--- Your goal ---
Please write the listing below out again exactly, leaving every picture behind.

[Some records]
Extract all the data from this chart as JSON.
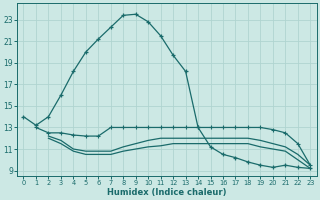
{
  "xlabel": "Humidex (Indice chaleur)",
  "xlim": [
    -0.5,
    23.5
  ],
  "ylim": [
    8.5,
    24.5
  ],
  "xticks": [
    0,
    1,
    2,
    3,
    4,
    5,
    6,
    7,
    8,
    9,
    10,
    11,
    12,
    13,
    14,
    15,
    16,
    17,
    18,
    19,
    20,
    21,
    22,
    23
  ],
  "yticks": [
    9,
    11,
    13,
    15,
    17,
    19,
    21,
    23
  ],
  "bg_color": "#cce8e4",
  "grid_color": "#b0d4d0",
  "line_color": "#1a6b6b",
  "line1": {
    "x": [
      0,
      1,
      2,
      3,
      4,
      5,
      6,
      7,
      8,
      9,
      10,
      11,
      12,
      13,
      14,
      15,
      16,
      17,
      18,
      19,
      20,
      21,
      22,
      23
    ],
    "y": [
      14.0,
      13.2,
      14.0,
      16.0,
      18.2,
      20.0,
      21.2,
      22.3,
      23.4,
      23.5,
      22.8,
      21.5,
      19.7,
      18.2,
      13.0,
      11.2,
      10.5,
      10.2,
      9.8,
      9.5,
      9.3,
      9.5,
      9.3,
      9.2
    ]
  },
  "line2": {
    "x": [
      1,
      2,
      3,
      4,
      5,
      6,
      7,
      8,
      9,
      10,
      11,
      12,
      13,
      14,
      15,
      16,
      17,
      18,
      19,
      20,
      21,
      22,
      23
    ],
    "y": [
      13.0,
      12.5,
      12.5,
      12.3,
      12.2,
      12.2,
      13.0,
      13.0,
      13.0,
      13.0,
      13.0,
      13.0,
      13.0,
      13.0,
      13.0,
      13.0,
      13.0,
      13.0,
      13.0,
      12.8,
      12.5,
      11.5,
      9.5
    ]
  },
  "line3": {
    "x": [
      2,
      3,
      4,
      5,
      6,
      7,
      8,
      9,
      10,
      11,
      12,
      13,
      14,
      15,
      16,
      17,
      18,
      19,
      20,
      21,
      22,
      23
    ],
    "y": [
      12.2,
      11.8,
      11.0,
      10.8,
      10.8,
      10.8,
      11.2,
      11.5,
      11.8,
      12.0,
      12.0,
      12.0,
      12.0,
      12.0,
      12.0,
      12.0,
      12.0,
      11.8,
      11.5,
      11.2,
      10.5,
      9.5
    ]
  },
  "line4": {
    "x": [
      2,
      3,
      4,
      5,
      6,
      7,
      8,
      9,
      10,
      11,
      12,
      13,
      14,
      15,
      16,
      17,
      18,
      19,
      20,
      21,
      22,
      23
    ],
    "y": [
      12.0,
      11.5,
      10.8,
      10.5,
      10.5,
      10.5,
      10.8,
      11.0,
      11.2,
      11.3,
      11.5,
      11.5,
      11.5,
      11.5,
      11.5,
      11.5,
      11.5,
      11.2,
      11.0,
      10.8,
      10.0,
      9.2
    ]
  }
}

--- Task response ---
Extract all the data from this chart as JSON.
{
  "xlabel": "Humidex (Indice chaleur)",
  "xlim": [
    -0.5,
    23.5
  ],
  "ylim": [
    8.5,
    24.5
  ],
  "xticks": [
    0,
    1,
    2,
    3,
    4,
    5,
    6,
    7,
    8,
    9,
    10,
    11,
    12,
    13,
    14,
    15,
    16,
    17,
    18,
    19,
    20,
    21,
    22,
    23
  ],
  "yticks": [
    9,
    11,
    13,
    15,
    17,
    19,
    21,
    23
  ],
  "bg_color": "#cce8e4",
  "grid_color": "#b0d4d0",
  "line_color": "#1a6b6b",
  "line1": {
    "x": [
      0,
      1,
      2,
      3,
      4,
      5,
      6,
      7,
      8,
      9,
      10,
      11,
      12,
      13,
      14,
      15,
      16,
      17,
      18,
      19,
      20,
      21,
      22,
      23
    ],
    "y": [
      14.0,
      13.2,
      14.0,
      16.0,
      18.2,
      20.0,
      21.2,
      22.3,
      23.4,
      23.5,
      22.8,
      21.5,
      19.7,
      18.2,
      13.0,
      11.2,
      10.5,
      10.2,
      9.8,
      9.5,
      9.3,
      9.5,
      9.3,
      9.2
    ]
  },
  "line2": {
    "x": [
      1,
      2,
      3,
      4,
      5,
      6,
      7,
      8,
      9,
      10,
      11,
      12,
      13,
      14,
      15,
      16,
      17,
      18,
      19,
      20,
      21,
      22,
      23
    ],
    "y": [
      13.0,
      12.5,
      12.5,
      12.3,
      12.2,
      12.2,
      13.0,
      13.0,
      13.0,
      13.0,
      13.0,
      13.0,
      13.0,
      13.0,
      13.0,
      13.0,
      13.0,
      13.0,
      13.0,
      12.8,
      12.5,
      11.5,
      9.5
    ]
  },
  "line3": {
    "x": [
      2,
      3,
      4,
      5,
      6,
      7,
      8,
      9,
      10,
      11,
      12,
      13,
      14,
      15,
      16,
      17,
      18,
      19,
      20,
      21,
      22,
      23
    ],
    "y": [
      12.2,
      11.8,
      11.0,
      10.8,
      10.8,
      10.8,
      11.2,
      11.5,
      11.8,
      12.0,
      12.0,
      12.0,
      12.0,
      12.0,
      12.0,
      12.0,
      12.0,
      11.8,
      11.5,
      11.2,
      10.5,
      9.5
    ]
  },
  "line4": {
    "x": [
      2,
      3,
      4,
      5,
      6,
      7,
      8,
      9,
      10,
      11,
      12,
      13,
      14,
      15,
      16,
      17,
      18,
      19,
      20,
      21,
      22,
      23
    ],
    "y": [
      12.0,
      11.5,
      10.8,
      10.5,
      10.5,
      10.5,
      10.8,
      11.0,
      11.2,
      11.3,
      11.5,
      11.5,
      11.5,
      11.5,
      11.5,
      11.5,
      11.5,
      11.2,
      11.0,
      10.8,
      10.0,
      9.2
    ]
  }
}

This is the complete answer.